**Rows**.

_____

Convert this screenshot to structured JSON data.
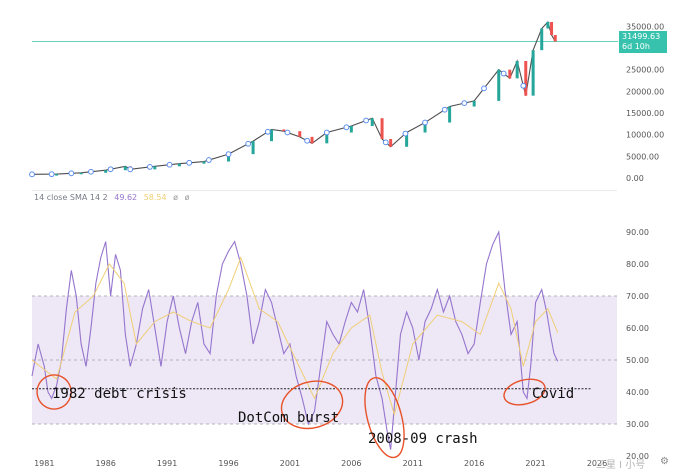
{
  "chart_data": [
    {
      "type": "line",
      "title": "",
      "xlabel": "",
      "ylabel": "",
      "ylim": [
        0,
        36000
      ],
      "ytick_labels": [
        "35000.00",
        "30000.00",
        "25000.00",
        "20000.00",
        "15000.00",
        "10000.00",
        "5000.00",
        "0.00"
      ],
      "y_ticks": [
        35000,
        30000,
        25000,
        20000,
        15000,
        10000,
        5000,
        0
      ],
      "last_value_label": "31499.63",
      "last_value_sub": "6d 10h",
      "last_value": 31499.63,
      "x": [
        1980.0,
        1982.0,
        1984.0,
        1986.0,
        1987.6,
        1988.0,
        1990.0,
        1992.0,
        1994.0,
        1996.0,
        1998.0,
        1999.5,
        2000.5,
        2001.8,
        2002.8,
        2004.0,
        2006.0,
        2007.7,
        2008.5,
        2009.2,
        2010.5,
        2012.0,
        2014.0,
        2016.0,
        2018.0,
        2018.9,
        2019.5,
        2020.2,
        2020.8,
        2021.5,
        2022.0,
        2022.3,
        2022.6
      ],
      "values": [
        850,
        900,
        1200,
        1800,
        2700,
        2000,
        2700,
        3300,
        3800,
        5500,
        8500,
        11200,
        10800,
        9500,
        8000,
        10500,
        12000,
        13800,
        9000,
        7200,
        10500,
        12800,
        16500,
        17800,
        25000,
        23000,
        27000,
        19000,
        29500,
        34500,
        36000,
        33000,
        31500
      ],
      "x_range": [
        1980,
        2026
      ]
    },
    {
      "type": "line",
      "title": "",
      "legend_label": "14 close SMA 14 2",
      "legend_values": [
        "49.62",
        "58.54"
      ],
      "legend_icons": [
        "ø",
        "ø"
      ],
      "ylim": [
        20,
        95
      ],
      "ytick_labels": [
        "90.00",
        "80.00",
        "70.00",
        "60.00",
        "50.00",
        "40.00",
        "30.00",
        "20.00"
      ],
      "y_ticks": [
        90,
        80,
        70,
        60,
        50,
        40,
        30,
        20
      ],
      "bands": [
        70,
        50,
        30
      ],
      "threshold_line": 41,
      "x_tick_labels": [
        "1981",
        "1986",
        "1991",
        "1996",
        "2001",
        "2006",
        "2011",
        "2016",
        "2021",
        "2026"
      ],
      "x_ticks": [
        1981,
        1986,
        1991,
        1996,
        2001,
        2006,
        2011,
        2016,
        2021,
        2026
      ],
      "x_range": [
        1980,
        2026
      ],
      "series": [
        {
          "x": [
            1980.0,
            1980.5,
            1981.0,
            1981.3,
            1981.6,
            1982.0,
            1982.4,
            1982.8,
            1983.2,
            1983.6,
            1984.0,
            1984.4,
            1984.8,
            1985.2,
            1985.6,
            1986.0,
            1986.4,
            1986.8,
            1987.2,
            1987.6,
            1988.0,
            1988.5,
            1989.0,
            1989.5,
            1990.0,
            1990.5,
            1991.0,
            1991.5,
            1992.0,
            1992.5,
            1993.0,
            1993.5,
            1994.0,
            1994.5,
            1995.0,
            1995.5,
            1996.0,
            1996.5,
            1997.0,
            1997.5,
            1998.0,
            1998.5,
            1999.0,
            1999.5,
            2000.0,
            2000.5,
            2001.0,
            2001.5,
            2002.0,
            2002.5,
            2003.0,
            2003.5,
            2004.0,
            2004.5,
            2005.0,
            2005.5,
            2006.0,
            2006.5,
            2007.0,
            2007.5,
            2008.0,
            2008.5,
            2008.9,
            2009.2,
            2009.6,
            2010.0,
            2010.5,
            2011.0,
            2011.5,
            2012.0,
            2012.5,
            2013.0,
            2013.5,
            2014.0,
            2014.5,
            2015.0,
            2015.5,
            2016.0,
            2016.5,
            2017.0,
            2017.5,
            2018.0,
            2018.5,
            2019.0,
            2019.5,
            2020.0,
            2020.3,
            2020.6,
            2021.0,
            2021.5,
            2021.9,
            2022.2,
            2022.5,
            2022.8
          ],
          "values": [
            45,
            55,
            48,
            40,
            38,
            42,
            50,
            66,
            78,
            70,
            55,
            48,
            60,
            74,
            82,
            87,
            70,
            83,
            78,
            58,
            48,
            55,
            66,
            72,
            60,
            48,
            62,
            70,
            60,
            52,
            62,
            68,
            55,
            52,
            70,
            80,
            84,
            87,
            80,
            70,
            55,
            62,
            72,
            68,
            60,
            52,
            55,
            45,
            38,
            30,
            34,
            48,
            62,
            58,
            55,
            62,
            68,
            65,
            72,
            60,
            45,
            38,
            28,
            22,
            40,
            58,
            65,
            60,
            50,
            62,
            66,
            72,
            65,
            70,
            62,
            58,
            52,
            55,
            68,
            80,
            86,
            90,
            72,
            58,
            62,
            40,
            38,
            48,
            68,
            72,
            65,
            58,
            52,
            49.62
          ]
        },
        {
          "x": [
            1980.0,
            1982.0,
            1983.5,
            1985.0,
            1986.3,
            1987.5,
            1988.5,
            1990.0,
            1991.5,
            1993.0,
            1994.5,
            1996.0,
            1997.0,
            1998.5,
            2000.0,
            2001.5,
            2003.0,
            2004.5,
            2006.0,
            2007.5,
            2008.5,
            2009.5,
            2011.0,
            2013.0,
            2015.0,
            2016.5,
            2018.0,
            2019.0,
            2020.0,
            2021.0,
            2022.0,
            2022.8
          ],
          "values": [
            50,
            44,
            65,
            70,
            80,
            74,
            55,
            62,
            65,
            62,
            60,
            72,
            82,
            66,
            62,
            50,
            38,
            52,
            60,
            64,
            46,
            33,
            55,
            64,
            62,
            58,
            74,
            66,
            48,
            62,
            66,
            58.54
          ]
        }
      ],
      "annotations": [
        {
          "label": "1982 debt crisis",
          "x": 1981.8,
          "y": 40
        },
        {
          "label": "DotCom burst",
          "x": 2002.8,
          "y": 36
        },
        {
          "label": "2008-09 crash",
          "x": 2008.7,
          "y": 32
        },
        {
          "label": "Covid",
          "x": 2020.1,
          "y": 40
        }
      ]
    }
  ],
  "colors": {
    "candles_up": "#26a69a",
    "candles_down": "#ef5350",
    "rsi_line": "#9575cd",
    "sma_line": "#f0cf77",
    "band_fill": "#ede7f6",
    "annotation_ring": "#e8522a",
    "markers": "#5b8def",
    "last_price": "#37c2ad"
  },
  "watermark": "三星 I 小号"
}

_____

**Exercise objective**. Copy the records above exactly, leaving out every picture.

**Solution to the problem**.
Convert this screenshot to structured JSON data.
{
  "chart_data": [
    {
      "type": "line",
      "title": "",
      "xlabel": "",
      "ylabel": "",
      "ylim": [
        0,
        36000
      ],
      "ytick_labels": [
        "35000.00",
        "30000.00",
        "25000.00",
        "20000.00",
        "15000.00",
        "10000.00",
        "5000.00",
        "0.00"
      ],
      "y_ticks": [
        35000,
        30000,
        25000,
        20000,
        15000,
        10000,
        5000,
        0
      ],
      "last_value_label": "31499.63",
      "last_value_sub": "6d 10h",
      "last_value": 31499.63,
      "x": [
        1980.0,
        1982.0,
        1984.0,
        1986.0,
        1987.6,
        1988.0,
        1990.0,
        1992.0,
        1994.0,
        1996.0,
        1998.0,
        1999.5,
        2000.5,
        2001.8,
        2002.8,
        2004.0,
        2006.0,
        2007.7,
        2008.5,
        2009.2,
        2010.5,
        2012.0,
        2014.0,
        2016.0,
        2018.0,
        2018.9,
        2019.5,
        2020.2,
        2020.8,
        2021.5,
        2022.0,
        2022.3,
        2022.6
      ],
      "values": [
        850,
        900,
        1200,
        1800,
        2700,
        2000,
        2700,
        3300,
        3800,
        5500,
        8500,
        11200,
        10800,
        9500,
        8000,
        10500,
        12000,
        13800,
        9000,
        7200,
        10500,
        12800,
        16500,
        17800,
        25000,
        23000,
        27000,
        19000,
        29500,
        34500,
        36000,
        33000,
        31500
      ],
      "x_range": [
        1980,
        2026
      ]
    },
    {
      "type": "line",
      "title": "",
      "legend_label": "14 close SMA 14 2",
      "legend_values": [
        "49.62",
        "58.54"
      ],
      "legend_icons": [
        "ø",
        "ø"
      ],
      "ylim": [
        20,
        95
      ],
      "ytick_labels": [
        "90.00",
        "80.00",
        "70.00",
        "60.00",
        "50.00",
        "40.00",
        "30.00",
        "20.00"
      ],
      "y_ticks": [
        90,
        80,
        70,
        60,
        50,
        40,
        30,
        20
      ],
      "bands": [
        70,
        50,
        30
      ],
      "threshold_line": 41,
      "x_tick_labels": [
        "1981",
        "1986",
        "1991",
        "1996",
        "2001",
        "2006",
        "2011",
        "2016",
        "2021",
        "2026"
      ],
      "x_ticks": [
        1981,
        1986,
        1991,
        1996,
        2001,
        2006,
        2011,
        2016,
        2021,
        2026
      ],
      "x_range": [
        1980,
        2026
      ],
      "series": [
        {
          "x": [
            1980.0,
            1980.5,
            1981.0,
            1981.3,
            1981.6,
            1982.0,
            1982.4,
            1982.8,
            1983.2,
            1983.6,
            1984.0,
            1984.4,
            1984.8,
            1985.2,
            1985.6,
            1986.0,
            1986.4,
            1986.8,
            1987.2,
            1987.6,
            1988.0,
            1988.5,
            1989.0,
            1989.5,
            1990.0,
            1990.5,
            1991.0,
            1991.5,
            1992.0,
            1992.5,
            1993.0,
            1993.5,
            1994.0,
            1994.5,
            1995.0,
            1995.5,
            1996.0,
            1996.5,
            1997.0,
            1997.5,
            1998.0,
            1998.5,
            1999.0,
            1999.5,
            2000.0,
            2000.5,
            2001.0,
            2001.5,
            2002.0,
            2002.5,
            2003.0,
            2003.5,
            2004.0,
            2004.5,
            2005.0,
            2005.5,
            2006.0,
            2006.5,
            2007.0,
            2007.5,
            2008.0,
            2008.5,
            2008.9,
            2009.2,
            2009.6,
            2010.0,
            2010.5,
            2011.0,
            2011.5,
            2012.0,
            2012.5,
            2013.0,
            2013.5,
            2014.0,
            2014.5,
            2015.0,
            2015.5,
            2016.0,
            2016.5,
            2017.0,
            2017.5,
            2018.0,
            2018.5,
            2019.0,
            2019.5,
            2020.0,
            2020.3,
            2020.6,
            2021.0,
            2021.5,
            2021.9,
            2022.2,
            2022.5,
            2022.8
          ],
          "values": [
            45,
            55,
            48,
            40,
            38,
            42,
            50,
            66,
            78,
            70,
            55,
            48,
            60,
            74,
            82,
            87,
            70,
            83,
            78,
            58,
            48,
            55,
            66,
            72,
            60,
            48,
            62,
            70,
            60,
            52,
            62,
            68,
            55,
            52,
            70,
            80,
            84,
            87,
            80,
            70,
            55,
            62,
            72,
            68,
            60,
            52,
            55,
            45,
            38,
            30,
            34,
            48,
            62,
            58,
            55,
            62,
            68,
            65,
            72,
            60,
            45,
            38,
            28,
            22,
            40,
            58,
            65,
            60,
            50,
            62,
            66,
            72,
            65,
            70,
            62,
            58,
            52,
            55,
            68,
            80,
            86,
            90,
            72,
            58,
            62,
            40,
            38,
            48,
            68,
            72,
            65,
            58,
            52,
            49.62
          ]
        },
        {
          "x": [
            1980.0,
            1982.0,
            1983.5,
            1985.0,
            1986.3,
            1987.5,
            1988.5,
            1990.0,
            1991.5,
            1993.0,
            1994.5,
            1996.0,
            1997.0,
            1998.5,
            2000.0,
            2001.5,
            2003.0,
            2004.5,
            2006.0,
            2007.5,
            2008.5,
            2009.5,
            2011.0,
            2013.0,
            2015.0,
            2016.5,
            2018.0,
            2019.0,
            2020.0,
            2021.0,
            2022.0,
            2022.8
          ],
          "values": [
            50,
            44,
            65,
            70,
            80,
            74,
            55,
            62,
            65,
            62,
            60,
            72,
            82,
            66,
            62,
            50,
            38,
            52,
            60,
            64,
            46,
            33,
            55,
            64,
            62,
            58,
            74,
            66,
            48,
            62,
            66,
            58.54
          ]
        }
      ],
      "annotations": [
        {
          "label": "1982 debt crisis",
          "x": 1981.8,
          "y": 40
        },
        {
          "label": "DotCom burst",
          "x": 2002.8,
          "y": 36
        },
        {
          "label": "2008-09 crash",
          "x": 2008.7,
          "y": 32
        },
        {
          "label": "Covid",
          "x": 2020.1,
          "y": 40
        }
      ]
    }
  ],
  "colors": {
    "candles_up": "#26a69a",
    "candles_down": "#ef5350",
    "rsi_line": "#9575cd",
    "sma_line": "#f0cf77",
    "band_fill": "#ede7f6",
    "annotation_ring": "#e8522a",
    "markers": "#5b8def",
    "last_price": "#37c2ad"
  },
  "watermark": "三星 I 小号"
}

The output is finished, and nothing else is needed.